TASK DETAILS: From the entries that follow, list every line in which the string "Сумма" appears.

MATERIAL SUPPLIED:

◆ ◆ ◆ ◆

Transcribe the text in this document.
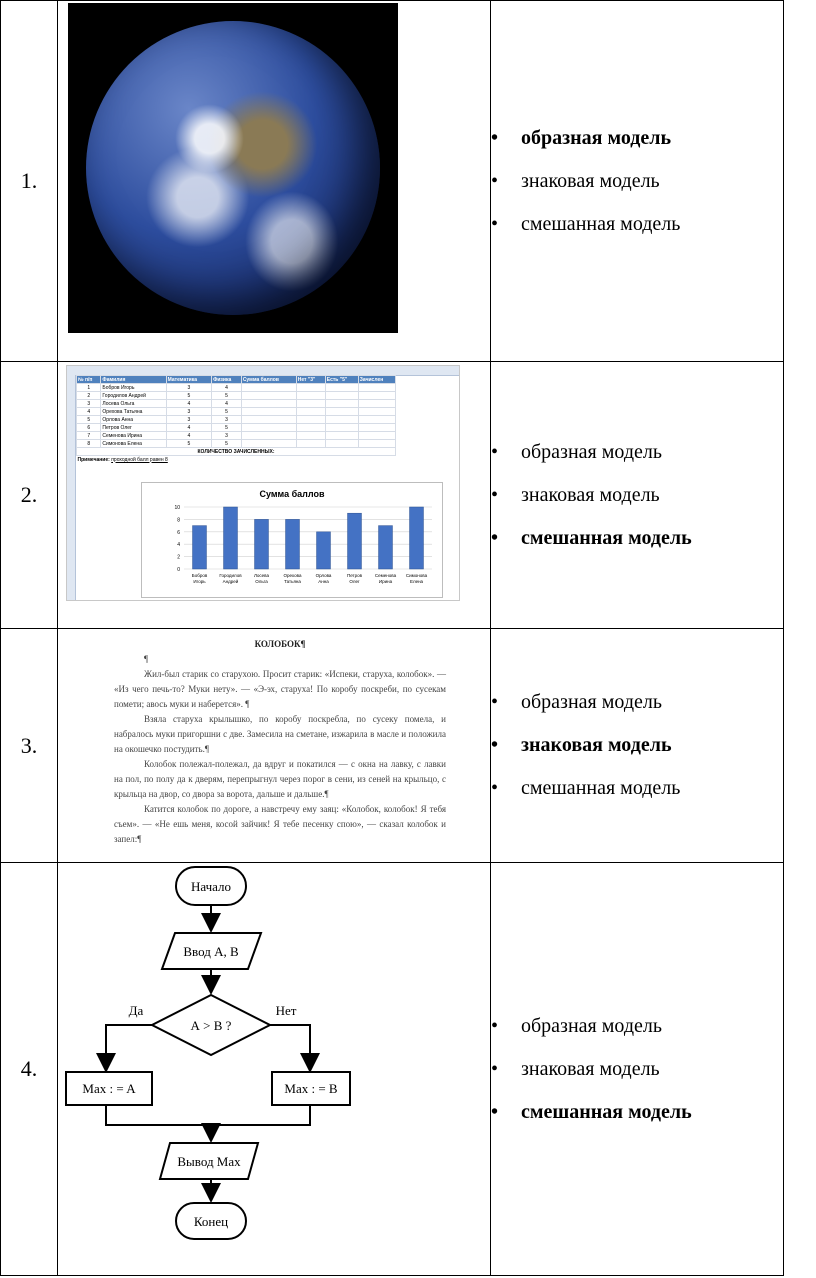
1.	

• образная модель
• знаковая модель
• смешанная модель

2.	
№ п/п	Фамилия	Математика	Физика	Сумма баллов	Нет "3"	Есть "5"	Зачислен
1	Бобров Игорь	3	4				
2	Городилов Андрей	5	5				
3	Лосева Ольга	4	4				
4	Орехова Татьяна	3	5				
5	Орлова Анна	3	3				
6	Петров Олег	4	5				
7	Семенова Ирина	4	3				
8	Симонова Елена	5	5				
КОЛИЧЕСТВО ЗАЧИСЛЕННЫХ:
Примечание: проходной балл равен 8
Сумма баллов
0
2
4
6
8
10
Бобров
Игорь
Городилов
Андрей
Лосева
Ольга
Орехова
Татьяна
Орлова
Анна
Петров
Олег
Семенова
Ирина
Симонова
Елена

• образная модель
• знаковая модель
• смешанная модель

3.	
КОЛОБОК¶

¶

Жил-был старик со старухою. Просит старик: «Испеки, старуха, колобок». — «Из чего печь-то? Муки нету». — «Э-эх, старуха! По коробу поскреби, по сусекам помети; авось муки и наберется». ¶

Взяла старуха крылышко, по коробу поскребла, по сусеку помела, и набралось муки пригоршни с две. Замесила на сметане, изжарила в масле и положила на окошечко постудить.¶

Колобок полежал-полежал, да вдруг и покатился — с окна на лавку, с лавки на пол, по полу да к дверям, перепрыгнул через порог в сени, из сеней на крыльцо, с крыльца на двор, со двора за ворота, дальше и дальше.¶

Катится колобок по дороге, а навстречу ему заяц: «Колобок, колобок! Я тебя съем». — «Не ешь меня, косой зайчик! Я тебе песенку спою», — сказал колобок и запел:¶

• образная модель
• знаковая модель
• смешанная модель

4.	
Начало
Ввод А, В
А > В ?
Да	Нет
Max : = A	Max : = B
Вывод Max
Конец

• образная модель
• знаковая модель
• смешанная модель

◆ ◆ ◆ ◆

EXPECTED ANSWER:
№ п/п	Фамилия	Математика	Физика	Сумма баллов	Нет "3"	Есть "5"	Зачислен
Сумма баллов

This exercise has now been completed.